EXERCISE INPUT »
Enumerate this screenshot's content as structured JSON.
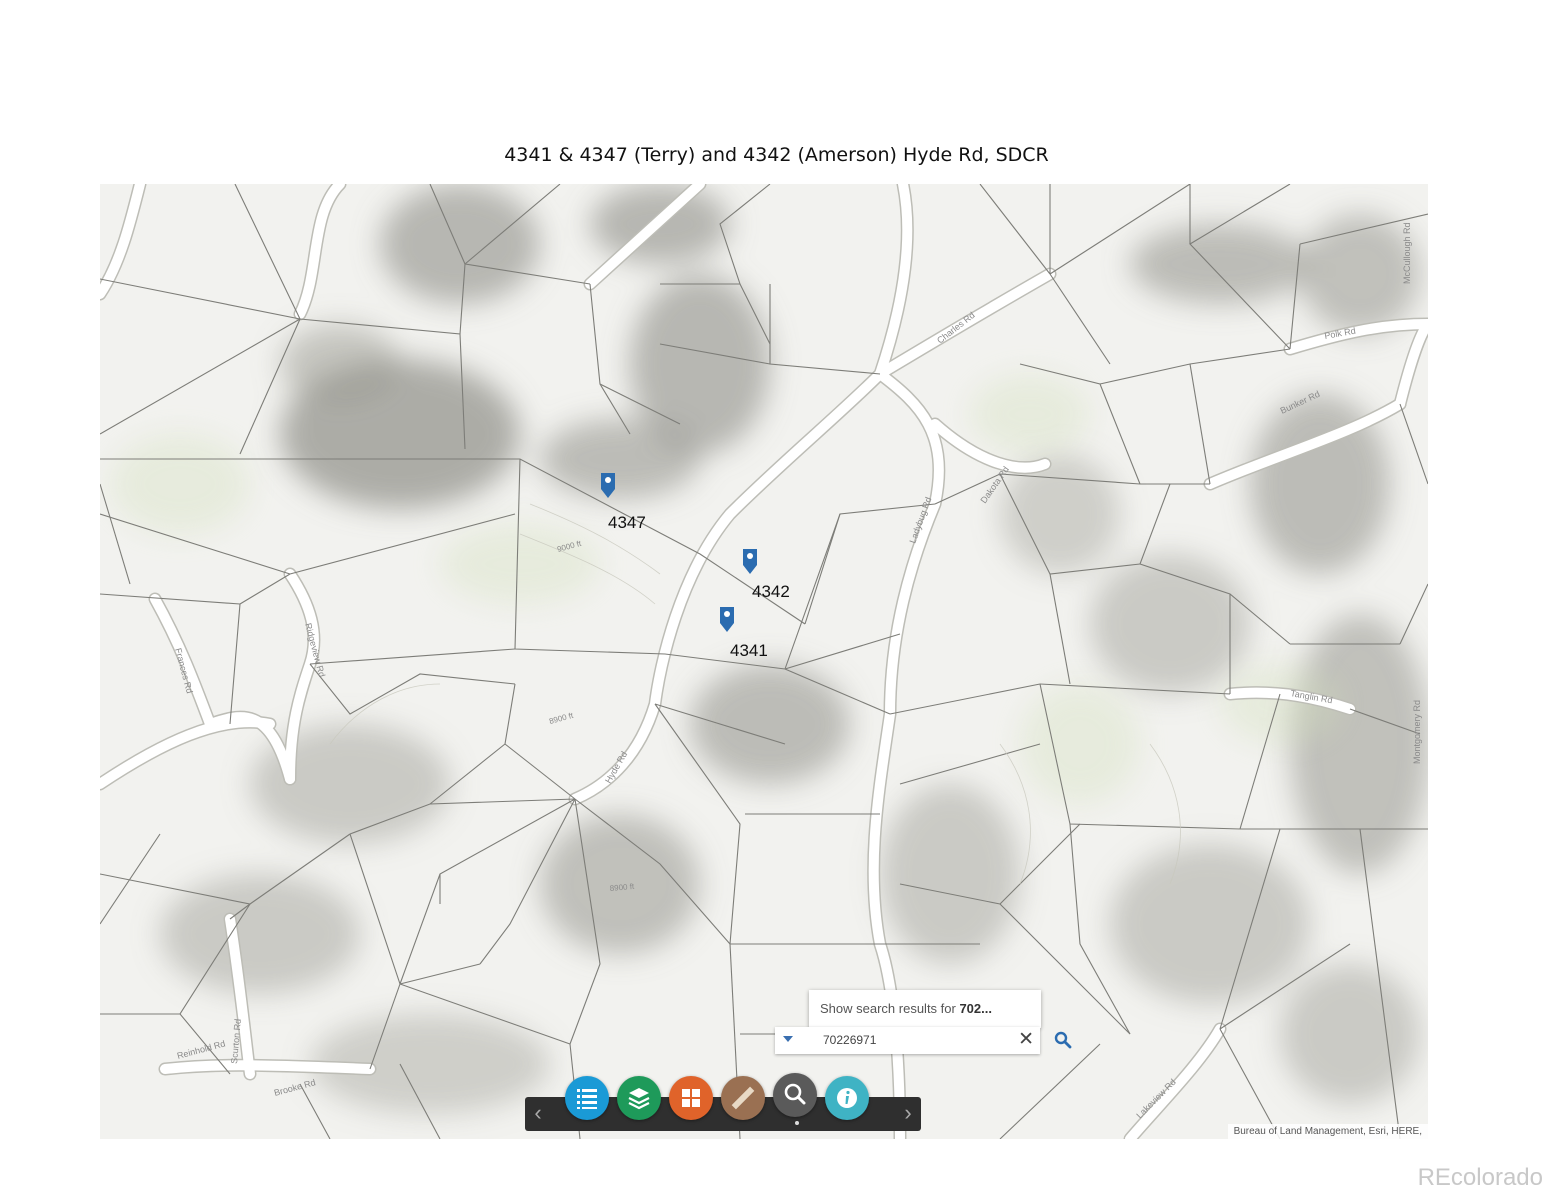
{
  "title": "4341 & 4347 (Terry) and 4342 (Amerson)  Hyde Rd, SDCR",
  "markers": [
    {
      "label": "4347"
    },
    {
      "label": "4342"
    },
    {
      "label": "4341"
    }
  ],
  "marker_color": "#2b6cb0",
  "road_labels": [
    "Charles Rd",
    "Hyde Rd",
    "Ladybug Rd",
    "Dakota Rd",
    "Bunker Rd",
    "Ridgeview Rd",
    "Frances Rd",
    "Polk Rd",
    "Lakeview Rd",
    "Reinhold Rd",
    "Scurton Rd",
    "Brooke Rd",
    "Tanglin Rd",
    "McCullough Rd",
    "Montgomery Rd",
    "Hyde Rd"
  ],
  "contour_labels": [
    "9000 ft",
    "8900 ft",
    "8900 ft",
    "9000 ft"
  ],
  "search": {
    "popup_prefix": "Show search results for ",
    "popup_query": "702...",
    "value": "70226971",
    "clear_symbol": "✕"
  },
  "toolbar": {
    "prev_symbol": "‹",
    "next_symbol": "›",
    "buttons": [
      {
        "name": "list",
        "icon": "list-icon",
        "color": "#1a9ad6"
      },
      {
        "name": "layers",
        "icon": "layers-icon",
        "color": "#1e9a5a"
      },
      {
        "name": "basemap",
        "icon": "grid-icon",
        "color": "#e0632a"
      },
      {
        "name": "measure",
        "icon": "ruler-icon",
        "color": "#9a7052"
      },
      {
        "name": "search",
        "icon": "magnifier-icon",
        "color": "#5a5a5a"
      },
      {
        "name": "info",
        "icon": "info-icon",
        "color": "#3fb3c4"
      }
    ]
  },
  "attribution": "Bureau of Land Management, Esri, HERE,",
  "watermark": "REcolorado"
}
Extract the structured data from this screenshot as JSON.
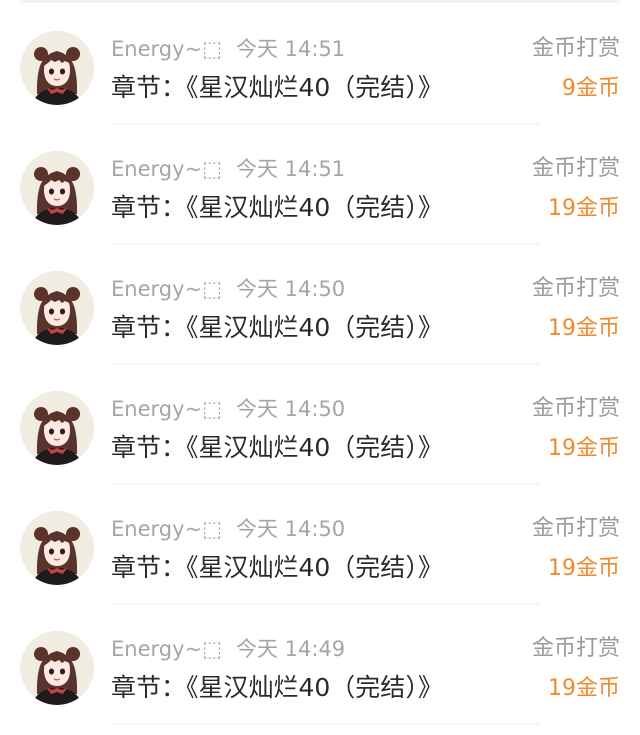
{
  "items": [
    {
      "user": "Energy~⬚",
      "time": "今天 14:51",
      "chapter": "章节：《星汉灿烂40（完结）》",
      "reward_type": "金币打赏",
      "reward_amount": "9金币"
    },
    {
      "user": "Energy~⬚",
      "time": "今天 14:51",
      "chapter": "章节：《星汉灿烂40（完结）》",
      "reward_type": "金币打赏",
      "reward_amount": "19金币"
    },
    {
      "user": "Energy~⬚",
      "time": "今天 14:50",
      "chapter": "章节：《星汉灿烂40（完结）》",
      "reward_type": "金币打赏",
      "reward_amount": "19金币"
    },
    {
      "user": "Energy~⬚",
      "time": "今天 14:50",
      "chapter": "章节：《星汉灿烂40（完结）》",
      "reward_type": "金币打赏",
      "reward_amount": "19金币"
    },
    {
      "user": "Energy~⬚",
      "time": "今天 14:50",
      "chapter": "章节：《星汉灿烂40（完结）》",
      "reward_type": "金币打赏",
      "reward_amount": "19金币"
    },
    {
      "user": "Energy~⬚",
      "time": "今天 14:49",
      "chapter": "章节：《星汉灿烂40（完结）》",
      "reward_type": "金币打赏",
      "reward_amount": "19金币"
    }
  ],
  "colors": {
    "reward_amount": "#f08a2c",
    "meta_text": "#a5a5a5",
    "reward_type_text": "#9a9a9a",
    "main_text": "#2a2a2a"
  },
  "icons": {
    "avatar": "anime-girl-avatar-icon"
  }
}
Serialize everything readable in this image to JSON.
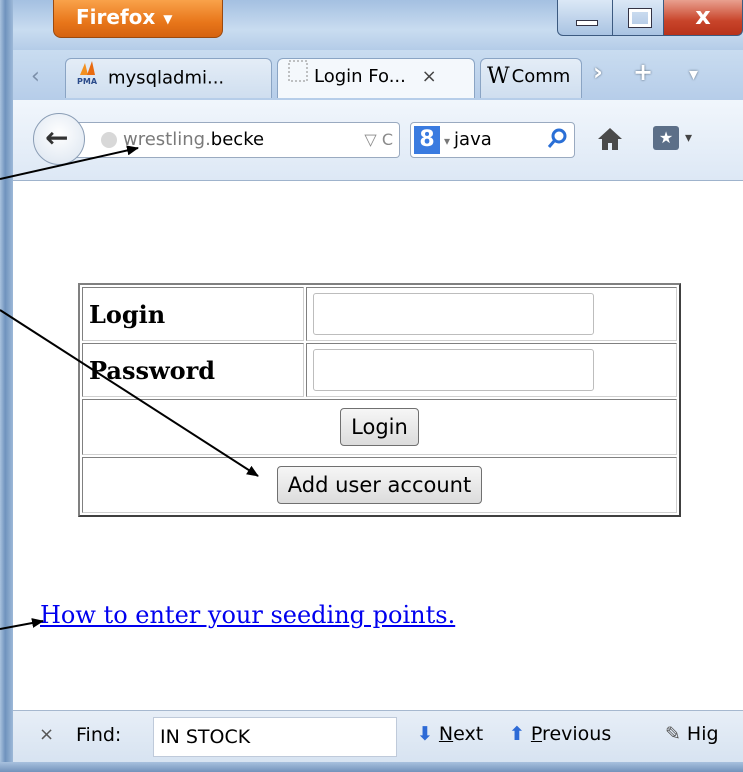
{
  "window": {
    "app_button": "Firefox",
    "controls": {
      "minimize": "–",
      "maximize": "□",
      "close": "x"
    }
  },
  "tabs": [
    {
      "label": "mysqladmi...",
      "icon": "phpmyadmin-icon",
      "icon_text": "PMA",
      "active": false
    },
    {
      "label": "Login Fo...",
      "icon": "blank-page-icon",
      "active": true,
      "close": "×"
    },
    {
      "label": "Comm",
      "icon": "wikipedia-icon",
      "icon_text": "W",
      "active": false
    }
  ],
  "tabbar": {
    "scroll_left": "‹",
    "scroll_right": "›",
    "new_tab": "+",
    "list": "▾"
  },
  "navbar": {
    "url_domain": "wrestling.",
    "url_domain_bold": "becke",
    "url_dropdown": "▽",
    "reload": "C",
    "search_engine": "8",
    "search_text": "java",
    "search_dropdown": "▾",
    "bookmark_dropdown": "▾"
  },
  "form": {
    "login_label": "Login",
    "password_label": "Password",
    "login_value": "",
    "password_value": "",
    "login_button": "Login",
    "add_account_button": "Add user account"
  },
  "link": {
    "text": "How to enter your seeding points."
  },
  "findbar": {
    "close": "×",
    "label": "Find:",
    "query": "IN STOCK",
    "next_access_key": "N",
    "next_rest": "ext",
    "prev_access_key": "P",
    "prev_rest": "revious",
    "highlight": "Hig"
  },
  "colors": {
    "firefox_orange": "#e8761a",
    "link_blue": "#0000ee",
    "close_red": "#c8442a",
    "find_arrow": "#2d6ad6"
  }
}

GOAL » Reproduce all entries without any change, and omit the pictures.

FINISHED EXERCISE »
Enumerate this screenshot's content as structured JSON.
{
  "title": "4341 & 4347 (Terry) and 4342 (Amerson)  Hyde Rd, SDCR",
  "markers": [
    {
      "label": "4347"
    },
    {
      "label": "4342"
    },
    {
      "label": "4341"
    }
  ],
  "marker_color": "#2b6cb0",
  "road_labels": [
    "Charles Rd",
    "Hyde Rd",
    "Ladybug Rd",
    "Dakota Rd",
    "Bunker Rd",
    "Ridgeview Rd",
    "Frances Rd",
    "Polk Rd",
    "Lakeview Rd",
    "Reinhold Rd",
    "Scurton Rd",
    "Brooke Rd",
    "Tanglin Rd",
    "McCullough Rd",
    "Montgomery Rd",
    "Hyde Rd"
  ],
  "contour_labels": [
    "9000 ft",
    "8900 ft",
    "8900 ft",
    "9000 ft"
  ],
  "search": {
    "popup_prefix": "Show search results for ",
    "popup_query": "702...",
    "value": "70226971",
    "clear_symbol": "✕"
  },
  "toolbar": {
    "prev_symbol": "‹",
    "next_symbol": "›",
    "buttons": [
      {
        "name": "list",
        "icon": "list-icon",
        "color": "#1a9ad6"
      },
      {
        "name": "layers",
        "icon": "layers-icon",
        "color": "#1e9a5a"
      },
      {
        "name": "basemap",
        "icon": "grid-icon",
        "color": "#e0632a"
      },
      {
        "name": "measure",
        "icon": "ruler-icon",
        "color": "#9a7052"
      },
      {
        "name": "search",
        "icon": "magnifier-icon",
        "color": "#5a5a5a"
      },
      {
        "name": "info",
        "icon": "info-icon",
        "color": "#3fb3c4"
      }
    ]
  },
  "attribution": "Bureau of Land Management, Esri, HERE,",
  "watermark": "REcolorado"
}
Extract the structured data from this screenshot as JSON.
{
  "items": [
    {
      "user": "Energy~⬚",
      "time": "今天 14:51",
      "chapter": "章节：《星汉灿烂40（完结）》",
      "reward_type": "金币打赏",
      "reward_amount": "9金币"
    },
    {
      "user": "Energy~⬚",
      "time": "今天 14:51",
      "chapter": "章节：《星汉灿烂40（完结）》",
      "reward_type": "金币打赏",
      "reward_amount": "19金币"
    },
    {
      "user": "Energy~⬚",
      "time": "今天 14:50",
      "chapter": "章节：《星汉灿烂40（完结）》",
      "reward_type": "金币打赏",
      "reward_amount": "19金币"
    },
    {
      "user": "Energy~⬚",
      "time": "今天 14:50",
      "chapter": "章节：《星汉灿烂40（完结）》",
      "reward_type": "金币打赏",
      "reward_amount": "19金币"
    },
    {
      "user": "Energy~⬚",
      "time": "今天 14:50",
      "chapter": "章节：《星汉灿烂40（完结）》",
      "reward_type": "金币打赏",
      "reward_amount": "19金币"
    },
    {
      "user": "Energy~⬚",
      "time": "今天 14:49",
      "chapter": "章节：《星汉灿烂40（完结）》",
      "reward_type": "金币打赏",
      "reward_amount": "19金币"
    }
  ],
  "colors": {
    "reward_amount": "#f08a2c",
    "meta_text": "#a5a5a5",
    "reward_type_text": "#9a9a9a",
    "main_text": "#2a2a2a"
  },
  "icons": {
    "avatar": "anime-girl-avatar-icon"
  }
}
Serialize everything readable in this image to JSON.
{
  "window": {
    "app_button": "Firefox",
    "controls": {
      "minimize": "–",
      "maximize": "□",
      "close": "x"
    }
  },
  "tabs": [
    {
      "label": "mysqladmi...",
      "icon": "phpmyadmin-icon",
      "icon_text": "PMA",
      "active": false
    },
    {
      "label": "Login Fo...",
      "icon": "blank-page-icon",
      "active": true,
      "close": "×"
    },
    {
      "label": "Comm",
      "icon": "wikipedia-icon",
      "icon_text": "W",
      "active": false
    }
  ],
  "tabbar": {
    "scroll_left": "‹",
    "scroll_right": "›",
    "new_tab": "+",
    "list": "▾"
  },
  "navbar": {
    "url_domain": "wrestling.",
    "url_domain_bold": "becke",
    "url_dropdown": "▽",
    "reload": "C",
    "search_engine": "8",
    "search_text": "java",
    "search_dropdown": "▾",
    "bookmark_dropdown": "▾"
  },
  "form": {
    "login_label": "Login",
    "password_label": "Password",
    "login_value": "",
    "password_value": "",
    "login_button": "Login",
    "add_account_button": "Add user account"
  },
  "link": {
    "text": "How to enter your seeding points."
  },
  "findbar": {
    "close": "×",
    "label": "Find:",
    "query": "IN STOCK",
    "next_access_key": "N",
    "next_rest": "ext",
    "prev_access_key": "P",
    "prev_rest": "revious",
    "highlight": "Hig"
  },
  "colors": {
    "firefox_orange": "#e8761a",
    "link_blue": "#0000ee",
    "close_red": "#c8442a",
    "find_arrow": "#2d6ad6"
  }
}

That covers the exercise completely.